>> begin

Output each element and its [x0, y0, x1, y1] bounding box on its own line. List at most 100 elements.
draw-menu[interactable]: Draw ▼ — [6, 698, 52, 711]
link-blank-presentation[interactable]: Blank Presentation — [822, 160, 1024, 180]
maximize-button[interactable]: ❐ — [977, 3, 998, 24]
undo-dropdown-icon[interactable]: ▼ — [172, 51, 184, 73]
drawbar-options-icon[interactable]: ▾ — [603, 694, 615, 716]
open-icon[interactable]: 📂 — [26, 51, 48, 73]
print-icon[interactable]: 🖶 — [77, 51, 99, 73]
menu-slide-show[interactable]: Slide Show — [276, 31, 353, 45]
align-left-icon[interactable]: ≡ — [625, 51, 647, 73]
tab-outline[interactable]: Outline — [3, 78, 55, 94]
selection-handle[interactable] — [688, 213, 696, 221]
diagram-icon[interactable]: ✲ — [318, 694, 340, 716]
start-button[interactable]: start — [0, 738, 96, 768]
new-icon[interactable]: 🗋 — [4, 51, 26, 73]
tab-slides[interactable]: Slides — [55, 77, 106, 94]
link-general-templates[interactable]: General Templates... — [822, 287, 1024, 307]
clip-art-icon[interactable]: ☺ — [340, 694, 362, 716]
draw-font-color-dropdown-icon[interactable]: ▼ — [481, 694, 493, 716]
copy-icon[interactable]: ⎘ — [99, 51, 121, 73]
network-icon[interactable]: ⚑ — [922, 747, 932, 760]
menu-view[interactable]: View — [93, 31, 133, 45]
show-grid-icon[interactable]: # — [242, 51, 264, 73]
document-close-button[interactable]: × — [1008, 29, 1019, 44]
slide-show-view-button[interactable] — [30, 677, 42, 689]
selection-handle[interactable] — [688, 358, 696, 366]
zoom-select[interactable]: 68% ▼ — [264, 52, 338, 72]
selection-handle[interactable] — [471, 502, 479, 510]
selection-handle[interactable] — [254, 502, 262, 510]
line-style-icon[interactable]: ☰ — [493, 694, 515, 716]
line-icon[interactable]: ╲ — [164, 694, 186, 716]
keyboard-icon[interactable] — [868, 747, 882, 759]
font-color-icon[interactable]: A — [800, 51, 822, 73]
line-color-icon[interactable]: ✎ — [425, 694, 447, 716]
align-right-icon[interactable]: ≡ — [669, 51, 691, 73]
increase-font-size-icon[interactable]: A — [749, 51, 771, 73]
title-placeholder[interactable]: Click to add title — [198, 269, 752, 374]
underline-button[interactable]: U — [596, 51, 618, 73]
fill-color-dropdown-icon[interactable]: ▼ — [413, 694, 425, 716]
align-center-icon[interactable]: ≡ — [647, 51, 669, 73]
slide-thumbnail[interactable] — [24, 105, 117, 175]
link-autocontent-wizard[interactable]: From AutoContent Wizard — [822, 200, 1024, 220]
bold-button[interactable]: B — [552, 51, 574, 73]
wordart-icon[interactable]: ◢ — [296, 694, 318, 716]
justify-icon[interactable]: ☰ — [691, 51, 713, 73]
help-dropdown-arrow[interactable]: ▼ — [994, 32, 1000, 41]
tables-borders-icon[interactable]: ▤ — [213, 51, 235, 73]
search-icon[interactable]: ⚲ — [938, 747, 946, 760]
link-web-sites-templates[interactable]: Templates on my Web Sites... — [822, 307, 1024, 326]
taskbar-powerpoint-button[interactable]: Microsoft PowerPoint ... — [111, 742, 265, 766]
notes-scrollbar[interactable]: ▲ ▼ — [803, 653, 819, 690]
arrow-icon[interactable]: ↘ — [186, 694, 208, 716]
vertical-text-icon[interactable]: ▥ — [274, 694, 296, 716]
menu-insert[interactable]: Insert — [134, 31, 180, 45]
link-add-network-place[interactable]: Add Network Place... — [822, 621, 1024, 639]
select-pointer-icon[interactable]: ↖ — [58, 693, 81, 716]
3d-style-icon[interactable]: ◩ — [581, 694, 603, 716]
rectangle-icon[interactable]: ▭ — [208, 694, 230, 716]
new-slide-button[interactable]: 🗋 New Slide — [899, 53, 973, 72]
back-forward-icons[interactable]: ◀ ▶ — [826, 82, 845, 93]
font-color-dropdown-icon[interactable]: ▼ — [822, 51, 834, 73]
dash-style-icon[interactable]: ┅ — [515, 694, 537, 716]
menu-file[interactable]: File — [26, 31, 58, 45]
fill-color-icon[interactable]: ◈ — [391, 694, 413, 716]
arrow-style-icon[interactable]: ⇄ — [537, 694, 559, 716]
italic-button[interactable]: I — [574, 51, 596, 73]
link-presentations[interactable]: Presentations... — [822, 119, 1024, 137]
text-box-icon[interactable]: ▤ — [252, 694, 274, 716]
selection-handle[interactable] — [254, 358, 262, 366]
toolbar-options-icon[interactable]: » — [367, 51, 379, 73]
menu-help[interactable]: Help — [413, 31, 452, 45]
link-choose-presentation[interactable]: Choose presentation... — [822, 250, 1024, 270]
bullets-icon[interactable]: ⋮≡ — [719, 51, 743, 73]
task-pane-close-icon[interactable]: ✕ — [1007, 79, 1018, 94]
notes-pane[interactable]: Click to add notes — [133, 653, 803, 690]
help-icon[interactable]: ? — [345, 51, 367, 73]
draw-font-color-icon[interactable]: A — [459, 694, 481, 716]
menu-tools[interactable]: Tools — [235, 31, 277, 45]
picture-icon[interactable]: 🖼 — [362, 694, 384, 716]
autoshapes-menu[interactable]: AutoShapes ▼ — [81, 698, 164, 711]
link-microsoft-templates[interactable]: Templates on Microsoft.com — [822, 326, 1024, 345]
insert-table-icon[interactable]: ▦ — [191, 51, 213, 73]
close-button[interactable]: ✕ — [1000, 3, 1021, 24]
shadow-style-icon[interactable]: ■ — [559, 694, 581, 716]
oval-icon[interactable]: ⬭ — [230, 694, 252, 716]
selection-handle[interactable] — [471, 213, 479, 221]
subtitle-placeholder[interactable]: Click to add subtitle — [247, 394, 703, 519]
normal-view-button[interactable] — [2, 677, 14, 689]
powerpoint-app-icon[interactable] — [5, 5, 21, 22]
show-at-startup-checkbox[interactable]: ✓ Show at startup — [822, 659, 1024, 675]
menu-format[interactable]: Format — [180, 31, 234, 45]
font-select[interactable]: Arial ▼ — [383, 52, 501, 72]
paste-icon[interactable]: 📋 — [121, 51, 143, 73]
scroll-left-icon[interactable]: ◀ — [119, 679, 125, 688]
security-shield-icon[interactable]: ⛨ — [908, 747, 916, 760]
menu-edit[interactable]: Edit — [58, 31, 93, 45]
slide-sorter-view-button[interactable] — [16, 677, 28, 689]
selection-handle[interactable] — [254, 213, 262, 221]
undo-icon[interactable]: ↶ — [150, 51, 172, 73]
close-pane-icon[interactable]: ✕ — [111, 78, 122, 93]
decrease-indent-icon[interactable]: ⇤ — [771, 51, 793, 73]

>> end

:: Problem ::
Rewrite the data above, swapping every "selection-handle" for "resize-handle" and keeping everything else unchanged.

:: Exercise response ::
Output each element and its [x0, y0, x1, y1] bounding box on its own line. List at most 100 elements.
draw-menu[interactable]: Draw ▼ — [6, 698, 52, 711]
link-blank-presentation[interactable]: Blank Presentation — [822, 160, 1024, 180]
maximize-button[interactable]: ❐ — [977, 3, 998, 24]
undo-dropdown-icon[interactable]: ▼ — [172, 51, 184, 73]
drawbar-options-icon[interactable]: ▾ — [603, 694, 615, 716]
open-icon[interactable]: 📂 — [26, 51, 48, 73]
print-icon[interactable]: 🖶 — [77, 51, 99, 73]
menu-slide-show[interactable]: Slide Show — [276, 31, 353, 45]
align-left-icon[interactable]: ≡ — [625, 51, 647, 73]
tab-outline[interactable]: Outline — [3, 78, 55, 94]
resize-handle[interactable] — [688, 213, 696, 221]
diagram-icon[interactable]: ✲ — [318, 694, 340, 716]
start-button[interactable]: start — [0, 738, 96, 768]
new-icon[interactable]: 🗋 — [4, 51, 26, 73]
tab-slides[interactable]: Slides — [55, 77, 106, 94]
link-general-templates[interactable]: General Templates... — [822, 287, 1024, 307]
clip-art-icon[interactable]: ☺ — [340, 694, 362, 716]
draw-font-color-dropdown-icon[interactable]: ▼ — [481, 694, 493, 716]
copy-icon[interactable]: ⎘ — [99, 51, 121, 73]
network-icon[interactable]: ⚑ — [922, 747, 932, 760]
menu-view[interactable]: View — [93, 31, 133, 45]
show-grid-icon[interactable]: # — [242, 51, 264, 73]
document-close-button[interactable]: × — [1008, 29, 1019, 44]
slide-show-view-button[interactable] — [30, 677, 42, 689]
resize-handle[interactable] — [688, 358, 696, 366]
zoom-select[interactable]: 68% ▼ — [264, 52, 338, 72]
resize-handle[interactable] — [471, 502, 479, 510]
resize-handle[interactable] — [254, 502, 262, 510]
line-style-icon[interactable]: ☰ — [493, 694, 515, 716]
line-icon[interactable]: ╲ — [164, 694, 186, 716]
keyboard-icon[interactable] — [868, 747, 882, 759]
font-color-icon[interactable]: A — [800, 51, 822, 73]
line-color-icon[interactable]: ✎ — [425, 694, 447, 716]
align-right-icon[interactable]: ≡ — [669, 51, 691, 73]
increase-font-size-icon[interactable]: A — [749, 51, 771, 73]
title-placeholder[interactable]: Click to add title — [198, 269, 752, 374]
underline-button[interactable]: U — [596, 51, 618, 73]
fill-color-dropdown-icon[interactable]: ▼ — [413, 694, 425, 716]
align-center-icon[interactable]: ≡ — [647, 51, 669, 73]
slide-thumbnail[interactable] — [24, 105, 117, 175]
link-autocontent-wizard[interactable]: From AutoContent Wizard — [822, 200, 1024, 220]
bold-button[interactable]: B — [552, 51, 574, 73]
wordart-icon[interactable]: ◢ — [296, 694, 318, 716]
justify-icon[interactable]: ☰ — [691, 51, 713, 73]
help-dropdown-arrow[interactable]: ▼ — [994, 32, 1000, 41]
tables-borders-icon[interactable]: ▤ — [213, 51, 235, 73]
search-icon[interactable]: ⚲ — [938, 747, 946, 760]
link-web-sites-templates[interactable]: Templates on my Web Sites... — [822, 307, 1024, 326]
taskbar-powerpoint-button[interactable]: Microsoft PowerPoint ... — [111, 742, 265, 766]
notes-scrollbar[interactable]: ▲ ▼ — [803, 653, 819, 690]
arrow-icon[interactable]: ↘ — [186, 694, 208, 716]
vertical-text-icon[interactable]: ▥ — [274, 694, 296, 716]
menu-insert[interactable]: Insert — [134, 31, 180, 45]
link-add-network-place[interactable]: Add Network Place... — [822, 621, 1024, 639]
select-pointer-icon[interactable]: ↖ — [58, 693, 81, 716]
3d-style-icon[interactable]: ◩ — [581, 694, 603, 716]
rectangle-icon[interactable]: ▭ — [208, 694, 230, 716]
new-slide-button[interactable]: 🗋 New Slide — [899, 53, 973, 72]
back-forward-icons[interactable]: ◀ ▶ — [826, 82, 845, 93]
font-color-dropdown-icon[interactable]: ▼ — [822, 51, 834, 73]
dash-style-icon[interactable]: ┅ — [515, 694, 537, 716]
menu-file[interactable]: File — [26, 31, 58, 45]
fill-color-icon[interactable]: ◈ — [391, 694, 413, 716]
arrow-style-icon[interactable]: ⇄ — [537, 694, 559, 716]
italic-button[interactable]: I — [574, 51, 596, 73]
link-presentations[interactable]: Presentations... — [822, 119, 1024, 137]
text-box-icon[interactable]: ▤ — [252, 694, 274, 716]
resize-handle[interactable] — [254, 358, 262, 366]
toolbar-options-icon[interactable]: » — [367, 51, 379, 73]
menu-help[interactable]: Help — [413, 31, 452, 45]
link-choose-presentation[interactable]: Choose presentation... — [822, 250, 1024, 270]
bullets-icon[interactable]: ⋮≡ — [719, 51, 743, 73]
task-pane-close-icon[interactable]: ✕ — [1007, 79, 1018, 94]
notes-pane[interactable]: Click to add notes — [133, 653, 803, 690]
help-icon[interactable]: ? — [345, 51, 367, 73]
draw-font-color-icon[interactable]: A — [459, 694, 481, 716]
menu-tools[interactable]: Tools — [235, 31, 277, 45]
picture-icon[interactable]: 🖼 — [362, 694, 384, 716]
autoshapes-menu[interactable]: AutoShapes ▼ — [81, 698, 164, 711]
link-microsoft-templates[interactable]: Templates on Microsoft.com — [822, 326, 1024, 345]
insert-table-icon[interactable]: ▦ — [191, 51, 213, 73]
close-button[interactable]: ✕ — [1000, 3, 1021, 24]
shadow-style-icon[interactable]: ■ — [559, 694, 581, 716]
oval-icon[interactable]: ⬭ — [230, 694, 252, 716]
resize-handle[interactable] — [471, 213, 479, 221]
subtitle-placeholder[interactable]: Click to add subtitle — [247, 394, 703, 519]
normal-view-button[interactable] — [2, 677, 14, 689]
powerpoint-app-icon[interactable] — [5, 5, 21, 22]
show-at-startup-checkbox[interactable]: ✓ Show at startup — [822, 659, 1024, 675]
menu-format[interactable]: Format — [180, 31, 234, 45]
font-select[interactable]: Arial ▼ — [383, 52, 501, 72]
paste-icon[interactable]: 📋 — [121, 51, 143, 73]
scroll-left-icon[interactable]: ◀ — [119, 679, 125, 688]
security-shield-icon[interactable]: ⛨ — [908, 747, 916, 760]
menu-edit[interactable]: Edit — [58, 31, 93, 45]
slide-sorter-view-button[interactable] — [16, 677, 28, 689]
resize-handle[interactable] — [254, 213, 262, 221]
undo-icon[interactable]: ↶ — [150, 51, 172, 73]
close-pane-icon[interactable]: ✕ — [111, 78, 122, 93]
decrease-indent-icon[interactable]: ⇤ — [771, 51, 793, 73]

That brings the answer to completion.